Return all entries precisely as they stand, without the images.

---------- Exercise materials ----------

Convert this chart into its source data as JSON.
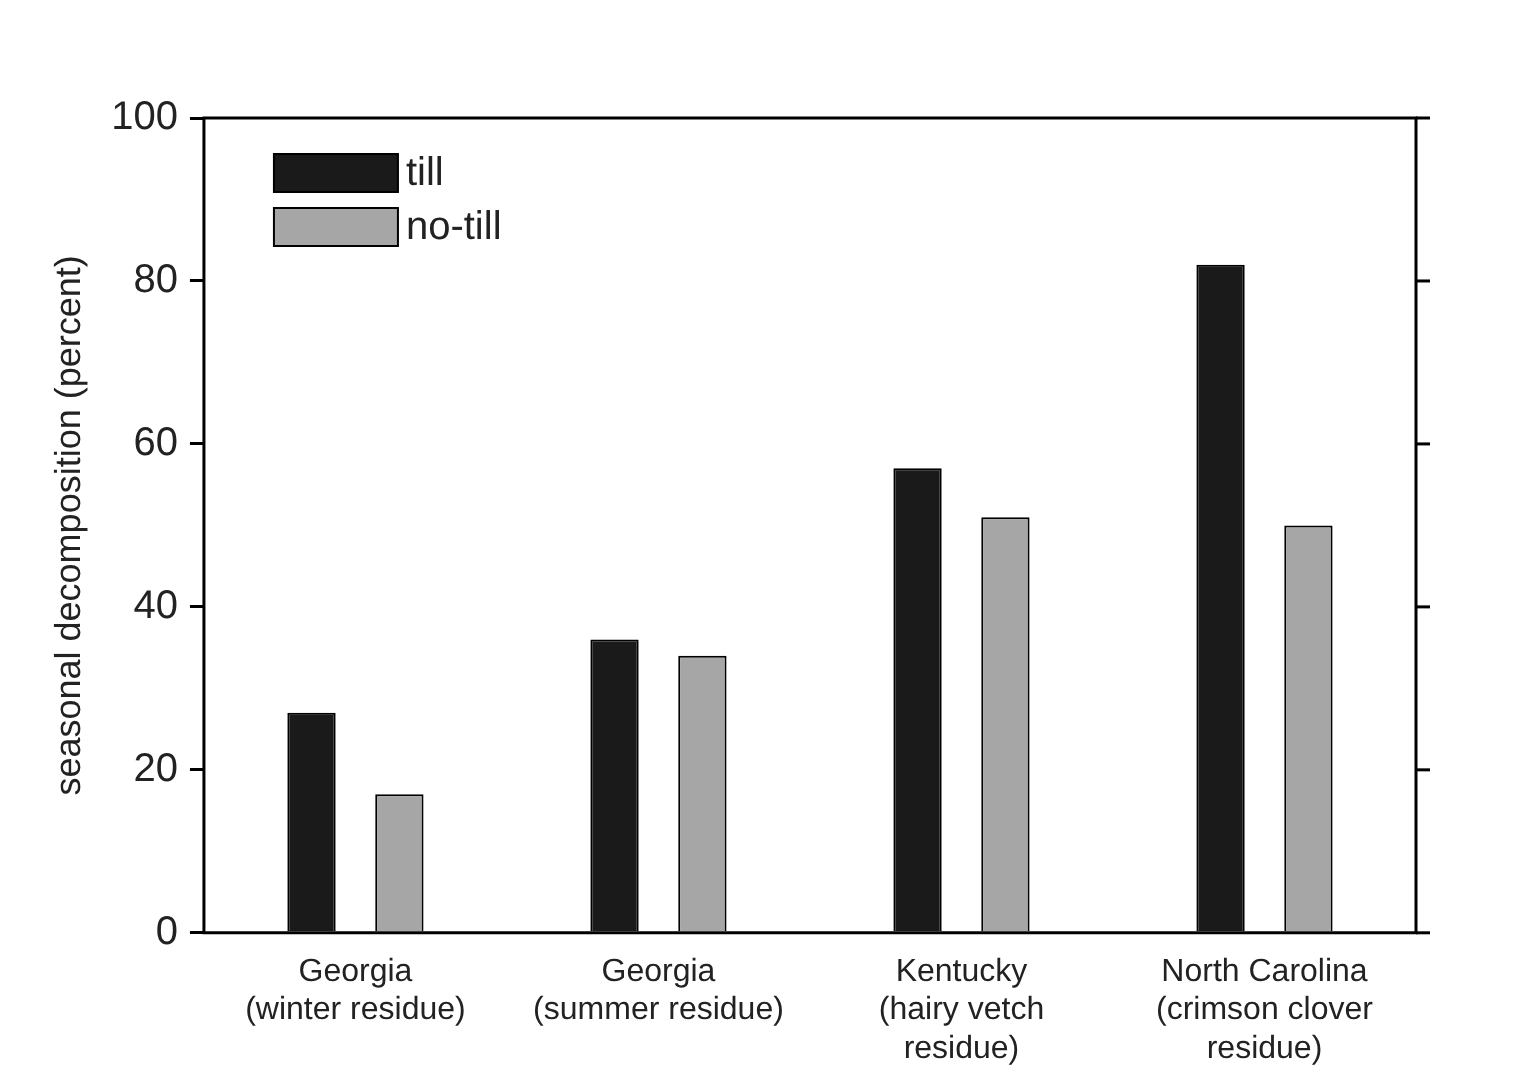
{
  "chart_data": {
    "type": "bar",
    "ylabel": "seasonal decomposition (percent)",
    "categories": [
      "Georgia\n(winter residue)",
      "Georgia\n(summer residue)",
      "Kentucky\n(hairy vetch\nresidue)",
      "North Carolina\n(crimson clover\nresidue)"
    ],
    "series": [
      {
        "name": "till",
        "color": "#1a1a1a",
        "values": [
          27,
          36,
          57,
          82
        ]
      },
      {
        "name": "no-till",
        "color": "#a6a6a6",
        "values": [
          17,
          34,
          51,
          50
        ]
      }
    ],
    "ylim": [
      0,
      100
    ],
    "yticks": [
      0,
      20,
      40,
      60,
      80,
      100
    ],
    "grid": false,
    "legend": "top left"
  }
}
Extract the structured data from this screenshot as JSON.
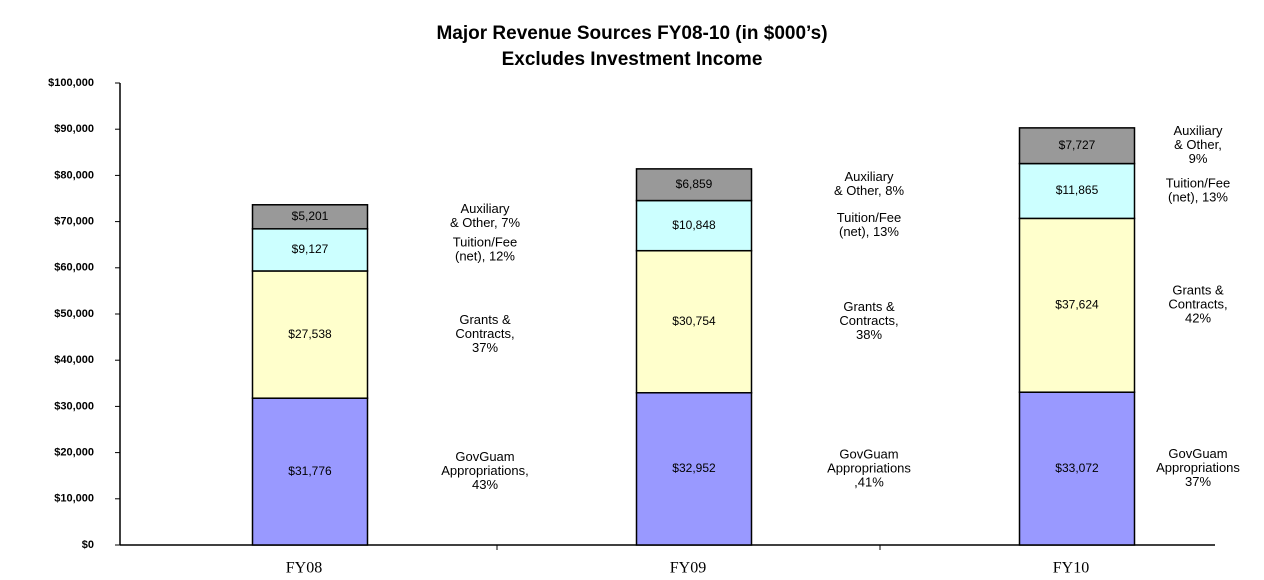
{
  "chart_data": {
    "type": "stacked_bar",
    "title": "Major Revenue Sources FY08-10 (in $000’s)",
    "subtitle": "Excludes Investment Income",
    "categories": [
      "FY08",
      "FY09",
      "FY10"
    ],
    "ylim": [
      0,
      100000
    ],
    "yticks": [
      {
        "value": 0,
        "label": "$0"
      },
      {
        "value": 10000,
        "label": "$10,000"
      },
      {
        "value": 20000,
        "label": "$20,000"
      },
      {
        "value": 30000,
        "label": "$30,000"
      },
      {
        "value": 40000,
        "label": "$40,000"
      },
      {
        "value": 50000,
        "label": "$50,000"
      },
      {
        "value": 60000,
        "label": "$60,000"
      },
      {
        "value": 70000,
        "label": "$70,000"
      },
      {
        "value": 80000,
        "label": "$80,000"
      },
      {
        "value": 90000,
        "label": "$90,000"
      },
      {
        "value": 100000,
        "label": "$100,000"
      }
    ],
    "series": [
      {
        "color": "#9999ff",
        "values": [
          31776,
          32952,
          33072
        ],
        "value_labels": [
          "$31,776",
          "$32,952",
          "$33,072"
        ],
        "annotations": [
          [
            "GovGuam",
            "Appropriations,",
            "43%"
          ],
          [
            "GovGuam",
            "Appropriations",
            ",41%"
          ],
          [
            "GovGuam",
            "Appropriations",
            "37%"
          ]
        ]
      },
      {
        "color": "#ffffcc",
        "values": [
          27538,
          30754,
          37624
        ],
        "value_labels": [
          "$27,538",
          "$30,754",
          "$37,624"
        ],
        "annotations": [
          [
            "Grants &",
            "Contracts,",
            "37%"
          ],
          [
            "Grants &",
            "Contracts,",
            "38%"
          ],
          [
            "Grants &",
            "Contracts,",
            "42%"
          ]
        ]
      },
      {
        "color": "#ccffff",
        "values": [
          9127,
          10848,
          11865
        ],
        "value_labels": [
          "$9,127",
          "$10,848",
          "$11,865"
        ],
        "annotations": [
          [
            "Tuition/Fee",
            "(net), 12%"
          ],
          [
            "Tuition/Fee",
            "(net), 13%"
          ],
          [
            "Tuition/Fee",
            "(net), 13%"
          ]
        ]
      },
      {
        "color": "#999999",
        "values": [
          5201,
          6859,
          7727
        ],
        "value_labels": [
          "$5,201",
          "$6,859",
          "$7,727"
        ],
        "annotations": [
          [
            "Auxiliary",
            "& Other, 7%"
          ],
          [
            "Auxiliary",
            "& Other, 8%"
          ],
          [
            "Auxiliary",
            "& Other,",
            "9%"
          ]
        ]
      }
    ]
  }
}
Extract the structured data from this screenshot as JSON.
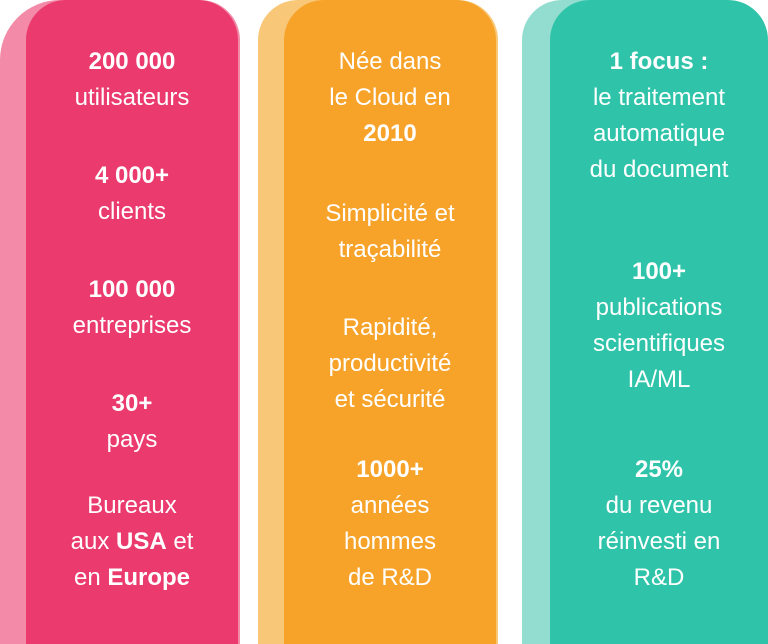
{
  "col1": {
    "b1": {
      "strong": "200 000",
      "text": "utilisateurs"
    },
    "b2": {
      "strong": "4 000+",
      "text": "clients"
    },
    "b3": {
      "strong": "100 000",
      "text": "entreprises"
    },
    "b4": {
      "strong": "30+",
      "text": "pays"
    },
    "b5": {
      "l1": "Bureaux",
      "l2a": "aux ",
      "l2b": "USA",
      "l2c": " et",
      "l3a": "en ",
      "l3b": "Europe"
    }
  },
  "col2": {
    "b1": {
      "l1": "Née dans",
      "l2": "le Cloud en",
      "l3": "2010"
    },
    "b2": {
      "l1": "Simplicité et",
      "l2": "traçabilité"
    },
    "b3": {
      "l1": "Rapidité,",
      "l2": "productivité",
      "l3": "et sécurité"
    },
    "b4": {
      "strong": "1000+",
      "l2": "années",
      "l3": "hommes",
      "l4": "de R&D"
    }
  },
  "col3": {
    "b1": {
      "strong": "1 focus :",
      "l2": "le traitement",
      "l3": "automatique",
      "l4": "du document"
    },
    "b2": {
      "strong": "100+",
      "l2": "publications",
      "l3": "scientifiques",
      "l4": "IA/ML"
    },
    "b3": {
      "strong": "25%",
      "l2": "du revenu",
      "l3": "réinvesti en",
      "l4": "R&D"
    }
  },
  "colors": {
    "pink": "#ea3a6e",
    "orange": "#f7a32a",
    "teal": "#2fc4a9"
  }
}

----------

* **Full solution**:
Convert this chart into its source data as JSON.
{
  "chart_data": {
    "type": "bar",
    "ylabel": "seasonal decomposition (percent)",
    "categories": [
      "Georgia\n(winter residue)",
      "Georgia\n(summer residue)",
      "Kentucky\n(hairy vetch\nresidue)",
      "North Carolina\n(crimson clover\nresidue)"
    ],
    "series": [
      {
        "name": "till",
        "color": "#1a1a1a",
        "values": [
          27,
          36,
          57,
          82
        ]
      },
      {
        "name": "no-till",
        "color": "#a6a6a6",
        "values": [
          17,
          34,
          51,
          50
        ]
      }
    ],
    "ylim": [
      0,
      100
    ],
    "yticks": [
      0,
      20,
      40,
      60,
      80,
      100
    ],
    "grid": false,
    "legend": "top left"
  }
}
Extract the structured data from this screenshot as JSON.
{
  "chart_data": {
    "type": "stacked_bar",
    "title": "Major Revenue Sources FY08-10 (in $000’s)",
    "subtitle": "Excludes Investment Income",
    "categories": [
      "FY08",
      "FY09",
      "FY10"
    ],
    "ylim": [
      0,
      100000
    ],
    "yticks": [
      {
        "value": 0,
        "label": "$0"
      },
      {
        "value": 10000,
        "label": "$10,000"
      },
      {
        "value": 20000,
        "label": "$20,000"
      },
      {
        "value": 30000,
        "label": "$30,000"
      },
      {
        "value": 40000,
        "label": "$40,000"
      },
      {
        "value": 50000,
        "label": "$50,000"
      },
      {
        "value": 60000,
        "label": "$60,000"
      },
      {
        "value": 70000,
        "label": "$70,000"
      },
      {
        "value": 80000,
        "label": "$80,000"
      },
      {
        "value": 90000,
        "label": "$90,000"
      },
      {
        "value": 100000,
        "label": "$100,000"
      }
    ],
    "series": [
      {
        "color": "#9999ff",
        "values": [
          31776,
          32952,
          33072
        ],
        "value_labels": [
          "$31,776",
          "$32,952",
          "$33,072"
        ],
        "annotations": [
          [
            "GovGuam",
            "Appropriations,",
            "43%"
          ],
          [
            "GovGuam",
            "Appropriations",
            ",41%"
          ],
          [
            "GovGuam",
            "Appropriations",
            "37%"
          ]
        ]
      },
      {
        "color": "#ffffcc",
        "values": [
          27538,
          30754,
          37624
        ],
        "value_labels": [
          "$27,538",
          "$30,754",
          "$37,624"
        ],
        "annotations": [
          [
            "Grants &",
            "Contracts,",
            "37%"
          ],
          [
            "Grants &",
            "Contracts,",
            "38%"
          ],
          [
            "Grants &",
            "Contracts,",
            "42%"
          ]
        ]
      },
      {
        "color": "#ccffff",
        "values": [
          9127,
          10848,
          11865
        ],
        "value_labels": [
          "$9,127",
          "$10,848",
          "$11,865"
        ],
        "annotations": [
          [
            "Tuition/Fee",
            "(net), 12%"
          ],
          [
            "Tuition/Fee",
            "(net), 13%"
          ],
          [
            "Tuition/Fee",
            "(net), 13%"
          ]
        ]
      },
      {
        "color": "#999999",
        "values": [
          5201,
          6859,
          7727
        ],
        "value_labels": [
          "$5,201",
          "$6,859",
          "$7,727"
        ],
        "annotations": [
          [
            "Auxiliary",
            "& Other, 7%"
          ],
          [
            "Auxiliary",
            "& Other, 8%"
          ],
          [
            "Auxiliary",
            "& Other,",
            "9%"
          ]
        ]
      }
    ]
  }
}
Extract the structured data from this screenshot as JSON.
{
  "col1": {
    "b1": {
      "strong": "200 000",
      "text": "utilisateurs"
    },
    "b2": {
      "strong": "4 000+",
      "text": "clients"
    },
    "b3": {
      "strong": "100 000",
      "text": "entreprises"
    },
    "b4": {
      "strong": "30+",
      "text": "pays"
    },
    "b5": {
      "l1": "Bureaux",
      "l2a": "aux ",
      "l2b": "USA",
      "l2c": " et",
      "l3a": "en ",
      "l3b": "Europe"
    }
  },
  "col2": {
    "b1": {
      "l1": "Née dans",
      "l2": "le Cloud en",
      "l3": "2010"
    },
    "b2": {
      "l1": "Simplicité et",
      "l2": "traçabilité"
    },
    "b3": {
      "l1": "Rapidité,",
      "l2": "productivité",
      "l3": "et sécurité"
    },
    "b4": {
      "strong": "1000+",
      "l2": "années",
      "l3": "hommes",
      "l4": "de R&D"
    }
  },
  "col3": {
    "b1": {
      "strong": "1 focus :",
      "l2": "le traitement",
      "l3": "automatique",
      "l4": "du document"
    },
    "b2": {
      "strong": "100+",
      "l2": "publications",
      "l3": "scientifiques",
      "l4": "IA/ML"
    },
    "b3": {
      "strong": "25%",
      "l2": "du revenu",
      "l3": "réinvesti en",
      "l4": "R&D"
    }
  },
  "colors": {
    "pink": "#ea3a6e",
    "orange": "#f7a32a",
    "teal": "#2fc4a9"
  }
}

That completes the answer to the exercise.